Records provided:
————————
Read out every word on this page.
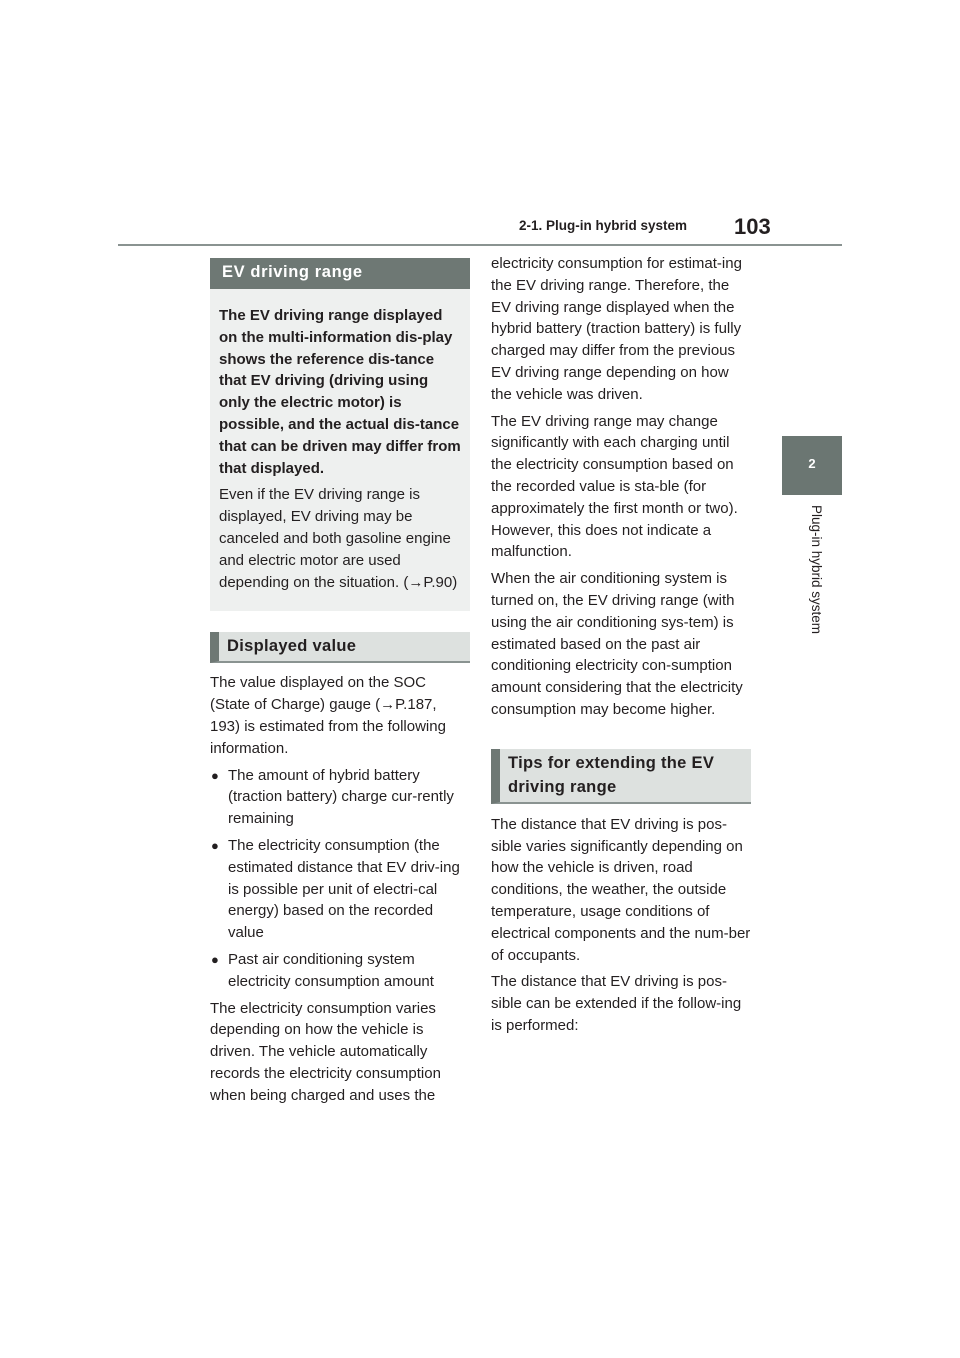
2-1. Plug-in hybrid system 103
2
Plug-in hybrid system
EV driving range

The EV driving range displayed on the multi-information dis-play shows the reference dis-tance that EV driving (driving using only the electric motor) is possible, and the actual dis-tance that can be driven may differ from that displayed.

Even if the EV driving range is displayed, EV driving may be canceled and both gasoline engine and electric motor are used depending on the situation. (→P.90)

Displayed value

The value displayed on the SOC (State of Charge) gauge (→P.187, 193) is estimated from the following information.

● The amount of hybrid battery (traction battery) charge cur-rently remaining
● The electricity consumption (the estimated distance that EV driv-ing is possible per unit of electri-cal energy) based on the recorded value
● Past air conditioning system electricity consumption amount

The electricity consumption varies depending on how the vehicle is driven. The vehicle automatically records the electricity consumption when being charged and uses the

electricity consumption for estimat-ing the EV driving range. Therefore, the EV driving range displayed when the hybrid battery (traction battery) is fully charged may differ from the previous EV driving range depending on how the vehicle was driven.

The EV driving range may change significantly with each charging until the electricity consumption based on the recorded value is sta-ble (for approximately the first month or two). However, this does not indicate a malfunction.

When the air conditioning system is turned on, the EV driving range (with using the air conditioning sys-tem) is estimated based on the past air conditioning electricity con-sumption amount considering that the electricity consumption may become higher.

Tips for extending the EV driving range

The distance that EV driving is pos-sible varies significantly depending on how the vehicle is driven, road conditions, the weather, the outside temperature, usage conditions of electrical components and the num-ber of occupants.

The distance that EV driving is pos-sible can be extended if the follow-ing is performed:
————————
Instructions for the task:
The entries above are to be returned exactly, without their pictures.

Answer to the problem:
Read out every word on this page.
2-1. Plug-in hybrid system 103
2
Plug-in hybrid system
EV driving range

The EV driving range displayed on the multi-information dis-play shows the reference dis-tance that EV driving (driving using only the electric motor) is possible, and the actual dis-tance that can be driven may differ from that displayed.

Even if the EV driving range is displayed, EV driving may be canceled and both gasoline engine and electric motor are used depending on the situation. (→P.90)

Displayed value

The value displayed on the SOC (State of Charge) gauge (→P.187, 193) is estimated from the following information.

● The amount of hybrid battery (traction battery) charge cur-rently remaining
● The electricity consumption (the estimated distance that EV driv-ing is possible per unit of electri-cal energy) based on the recorded value
● Past air conditioning system electricity consumption amount

The electricity consumption varies depending on how the vehicle is driven. The vehicle automatically records the electricity consumption when being charged and uses the

electricity consumption for estimat-ing the EV driving range. Therefore, the EV driving range displayed when the hybrid battery (traction battery) is fully charged may differ from the previous EV driving range depending on how the vehicle was driven.

The EV driving range may change significantly with each charging until the electricity consumption based on the recorded value is sta-ble (for approximately the first month or two). However, this does not indicate a malfunction.

When the air conditioning system is turned on, the EV driving range (with using the air conditioning sys-tem) is estimated based on the past air conditioning electricity con-sumption amount considering that the electricity consumption may become higher.

Tips for extending the EV driving range

The distance that EV driving is pos-sible varies significantly depending on how the vehicle is driven, road conditions, the weather, the outside temperature, usage conditions of electrical components and the num-ber of occupants.

The distance that EV driving is pos-sible can be extended if the follow-ing is performed:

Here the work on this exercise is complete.